**TASK**
Rewrite every line of the items below as a JSON list of strings, one string per line, with blank lines left out. Leave the pictures out of the list.

○ ○ ○

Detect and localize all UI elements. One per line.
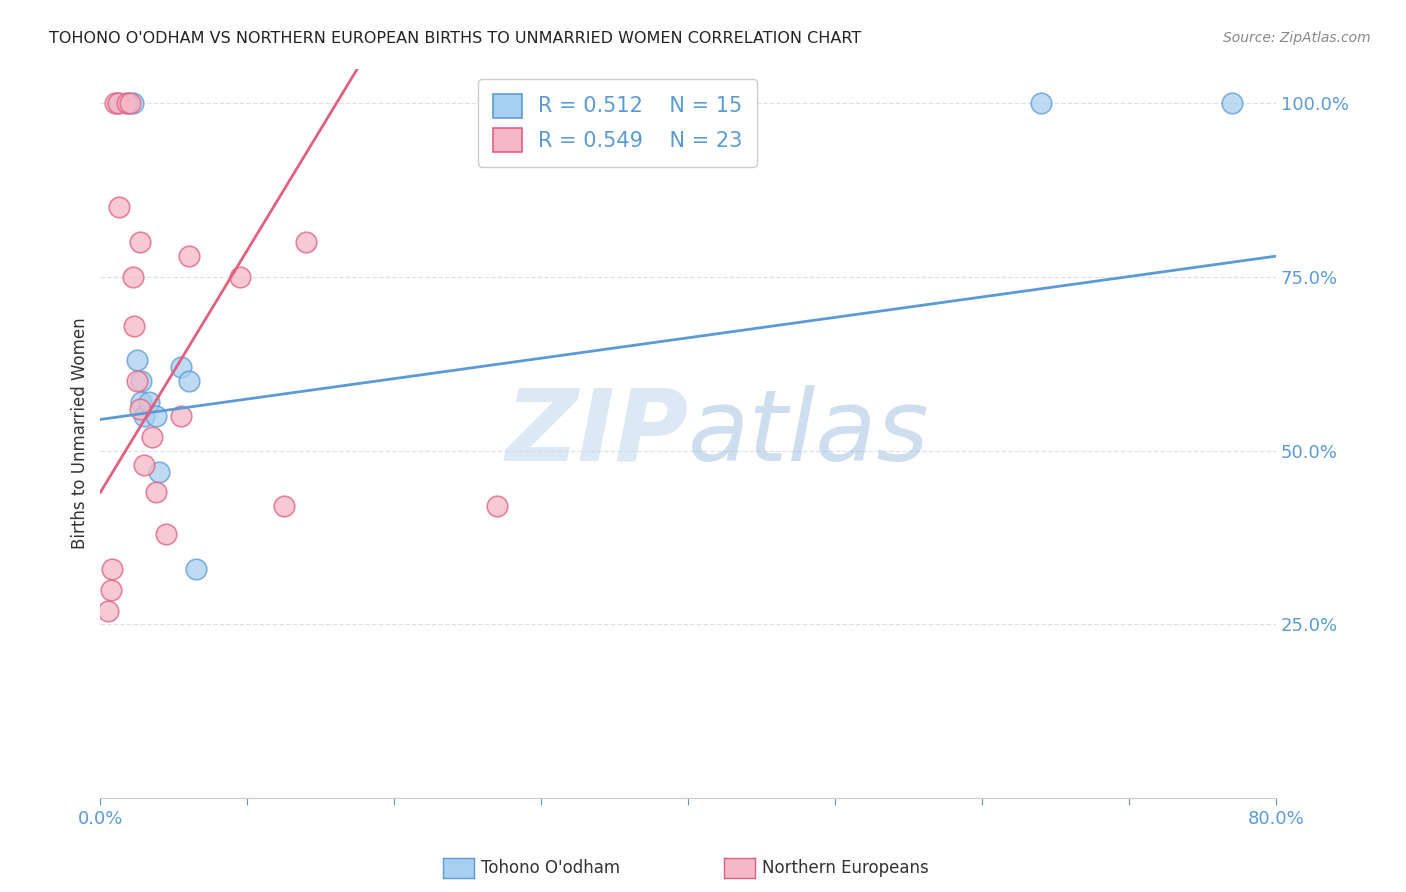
Point — [177, 374, 200, 388]
Text: Northern Europeans: Northern Europeans — [762, 859, 929, 877]
Point — [115, 96, 138, 111]
Point — [127, 374, 149, 388]
Point — [131, 395, 153, 409]
Point — [145, 485, 167, 500]
Point — [295, 235, 318, 250]
Point — [155, 527, 177, 541]
Text: Source: ZipAtlas.com: Source: ZipAtlas.com — [1223, 31, 1371, 45]
Point — [118, 96, 141, 111]
Text: Tohono O'odham: Tohono O'odham — [481, 859, 620, 877]
Point — [104, 96, 127, 111]
Point — [170, 360, 193, 375]
Point — [101, 562, 124, 576]
Point — [107, 96, 129, 111]
Point — [148, 465, 170, 479]
Point — [108, 201, 131, 215]
Point — [141, 430, 163, 444]
Point — [129, 235, 152, 250]
Point — [121, 270, 143, 285]
Text: ZIP: ZIP — [505, 384, 688, 482]
Text: TOHONO O'ODHAM VS NORTHERN EUROPEAN BIRTHS TO UNMARRIED WOMEN CORRELATION CHART: TOHONO O'ODHAM VS NORTHERN EUROPEAN BIRT… — [49, 31, 862, 46]
Point — [1220, 96, 1243, 111]
Point — [145, 409, 167, 423]
Point — [273, 500, 295, 514]
Legend: R = 0.512    N = 15, R = 0.549    N = 23: R = 0.512 N = 15, R = 0.549 N = 23 — [478, 78, 758, 167]
Y-axis label: Births to Unmarried Women: Births to Unmarried Women — [72, 318, 89, 549]
Point — [184, 562, 207, 576]
Point — [1029, 96, 1052, 111]
Point — [486, 500, 509, 514]
Point — [229, 270, 252, 285]
Point — [138, 395, 160, 409]
Point — [177, 249, 200, 263]
Point — [100, 582, 122, 597]
Point — [107, 96, 129, 111]
Point — [131, 374, 153, 388]
Point — [115, 96, 138, 111]
Point — [122, 318, 145, 333]
Point — [127, 353, 149, 368]
Point — [121, 96, 143, 111]
Point — [134, 458, 156, 472]
Point — [97, 603, 120, 617]
Point — [170, 409, 193, 423]
Text: atlas: atlas — [688, 384, 929, 482]
Point — [134, 409, 156, 423]
Point — [129, 402, 152, 417]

○ ○ ○

**TASK SOLUTION**
[
  "Detect and localize all UI elements. One per line.",
  "Point — [177, 374, 200, 388]",
  "Text: Northern Europeans: Northern Europeans — [762, 859, 929, 877]",
  "Point — [115, 96, 138, 111]",
  "Point — [127, 374, 149, 388]",
  "Point — [131, 395, 153, 409]",
  "Point — [145, 485, 167, 500]",
  "Point — [295, 235, 318, 250]",
  "Point — [155, 527, 177, 541]",
  "Text: Source: ZipAtlas.com: Source: ZipAtlas.com — [1223, 31, 1371, 45]",
  "Point — [118, 96, 141, 111]",
  "Text: Tohono O'odham: Tohono O'odham — [481, 859, 620, 877]",
  "Point — [104, 96, 127, 111]",
  "Point — [170, 360, 193, 375]",
  "Point — [101, 562, 124, 576]",
  "Point — [107, 96, 129, 111]",
  "Point — [148, 465, 170, 479]",
  "Point — [108, 201, 131, 215]",
  "Point — [141, 430, 163, 444]",
  "Point — [129, 235, 152, 250]",
  "Point — [121, 270, 143, 285]",
  "Text: ZIP: ZIP — [505, 384, 688, 482]",
  "Text: TOHONO O'ODHAM VS NORTHERN EUROPEAN BIRTHS TO UNMARRIED WOMEN CORRELATION CHART: TOHONO O'ODHAM VS NORTHERN EUROPEAN BIRT… — [49, 31, 862, 46]",
  "Point — [1220, 96, 1243, 111]",
  "Point — [145, 409, 167, 423]",
  "Point — [273, 500, 295, 514]",
  "Legend: R = 0.512    N = 15, R = 0.549    N = 23: R = 0.512 N = 15, R = 0.549 N = 23 — [478, 78, 758, 167]",
  "Y-axis label: Births to Unmarried Women: Births to Unmarried Women — [72, 318, 89, 549]",
  "Point — [184, 562, 207, 576]",
  "Point — [1029, 96, 1052, 111]",
  "Point — [486, 500, 509, 514]",
  "Point — [229, 270, 252, 285]",
  "Point — [138, 395, 160, 409]",
  "Point — [177, 249, 200, 263]",
  "Point — [100, 582, 122, 597]",
  "Point — [107, 96, 129, 111]",
  "Point — [131, 374, 153, 388]",
  "Point — [115, 96, 138, 111]",
  "Point — [122, 318, 145, 333]",
  "Point — [127, 353, 149, 368]",
  "Point — [121, 96, 143, 111]",
  "Point — [134, 458, 156, 472]",
  "Point — [97, 603, 120, 617]",
  "Point — [170, 409, 193, 423]",
  "Text: atlas: atlas — [688, 384, 929, 482]",
  "Point — [134, 409, 156, 423]",
  "Point — [129, 402, 152, 417]"
]